DATA TO PROCESS:
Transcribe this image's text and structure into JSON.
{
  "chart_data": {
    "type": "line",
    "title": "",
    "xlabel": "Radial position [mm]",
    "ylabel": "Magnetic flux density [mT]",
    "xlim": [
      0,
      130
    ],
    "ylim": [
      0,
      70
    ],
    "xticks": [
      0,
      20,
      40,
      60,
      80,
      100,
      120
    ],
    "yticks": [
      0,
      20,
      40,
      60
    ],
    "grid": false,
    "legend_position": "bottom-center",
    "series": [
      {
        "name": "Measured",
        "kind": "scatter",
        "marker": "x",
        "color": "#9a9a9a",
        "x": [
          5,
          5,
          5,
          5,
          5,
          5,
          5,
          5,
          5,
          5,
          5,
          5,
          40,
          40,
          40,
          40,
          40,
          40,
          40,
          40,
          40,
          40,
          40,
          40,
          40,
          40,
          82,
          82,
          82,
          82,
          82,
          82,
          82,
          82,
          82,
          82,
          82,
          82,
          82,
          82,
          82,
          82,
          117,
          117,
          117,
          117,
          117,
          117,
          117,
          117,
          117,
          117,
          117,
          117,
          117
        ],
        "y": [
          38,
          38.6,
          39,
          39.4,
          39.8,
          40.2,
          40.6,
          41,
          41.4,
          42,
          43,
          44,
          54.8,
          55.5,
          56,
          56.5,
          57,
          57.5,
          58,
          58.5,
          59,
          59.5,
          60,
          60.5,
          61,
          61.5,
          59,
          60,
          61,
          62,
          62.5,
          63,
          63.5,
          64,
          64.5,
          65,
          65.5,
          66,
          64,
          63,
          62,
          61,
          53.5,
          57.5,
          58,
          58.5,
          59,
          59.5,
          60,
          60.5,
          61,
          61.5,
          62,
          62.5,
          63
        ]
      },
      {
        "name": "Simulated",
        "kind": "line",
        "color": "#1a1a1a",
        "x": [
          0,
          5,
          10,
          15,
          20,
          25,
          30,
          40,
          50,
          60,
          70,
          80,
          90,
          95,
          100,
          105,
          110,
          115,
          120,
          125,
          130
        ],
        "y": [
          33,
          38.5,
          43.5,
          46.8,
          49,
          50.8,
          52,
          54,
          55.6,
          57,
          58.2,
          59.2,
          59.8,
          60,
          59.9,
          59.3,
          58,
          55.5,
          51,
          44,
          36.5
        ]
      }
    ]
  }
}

WORK TO COMPLETE: Would you give the material above again, complete and exact?

RESPONSE:
Transcribe this image's text and structure into JSON.
{
  "chart_data": {
    "type": "line",
    "title": "",
    "xlabel": "Radial position [mm]",
    "ylabel": "Magnetic flux density [mT]",
    "xlim": [
      0,
      130
    ],
    "ylim": [
      0,
      70
    ],
    "xticks": [
      0,
      20,
      40,
      60,
      80,
      100,
      120
    ],
    "yticks": [
      0,
      20,
      40,
      60
    ],
    "grid": false,
    "legend_position": "bottom-center",
    "series": [
      {
        "name": "Measured",
        "kind": "scatter",
        "marker": "x",
        "color": "#9a9a9a",
        "x": [
          5,
          5,
          5,
          5,
          5,
          5,
          5,
          5,
          5,
          5,
          5,
          5,
          40,
          40,
          40,
          40,
          40,
          40,
          40,
          40,
          40,
          40,
          40,
          40,
          40,
          40,
          82,
          82,
          82,
          82,
          82,
          82,
          82,
          82,
          82,
          82,
          82,
          82,
          82,
          82,
          82,
          82,
          117,
          117,
          117,
          117,
          117,
          117,
          117,
          117,
          117,
          117,
          117,
          117,
          117
        ],
        "y": [
          38,
          38.6,
          39,
          39.4,
          39.8,
          40.2,
          40.6,
          41,
          41.4,
          42,
          43,
          44,
          54.8,
          55.5,
          56,
          56.5,
          57,
          57.5,
          58,
          58.5,
          59,
          59.5,
          60,
          60.5,
          61,
          61.5,
          59,
          60,
          61,
          62,
          62.5,
          63,
          63.5,
          64,
          64.5,
          65,
          65.5,
          66,
          64,
          63,
          62,
          61,
          53.5,
          57.5,
          58,
          58.5,
          59,
          59.5,
          60,
          60.5,
          61,
          61.5,
          62,
          62.5,
          63
        ]
      },
      {
        "name": "Simulated",
        "kind": "line",
        "color": "#1a1a1a",
        "x": [
          0,
          5,
          10,
          15,
          20,
          25,
          30,
          40,
          50,
          60,
          70,
          80,
          90,
          95,
          100,
          105,
          110,
          115,
          120,
          125,
          130
        ],
        "y": [
          33,
          38.5,
          43.5,
          46.8,
          49,
          50.8,
          52,
          54,
          55.6,
          57,
          58.2,
          59.2,
          59.8,
          60,
          59.9,
          59.3,
          58,
          55.5,
          51,
          44,
          36.5
        ]
      }
    ]
  }
}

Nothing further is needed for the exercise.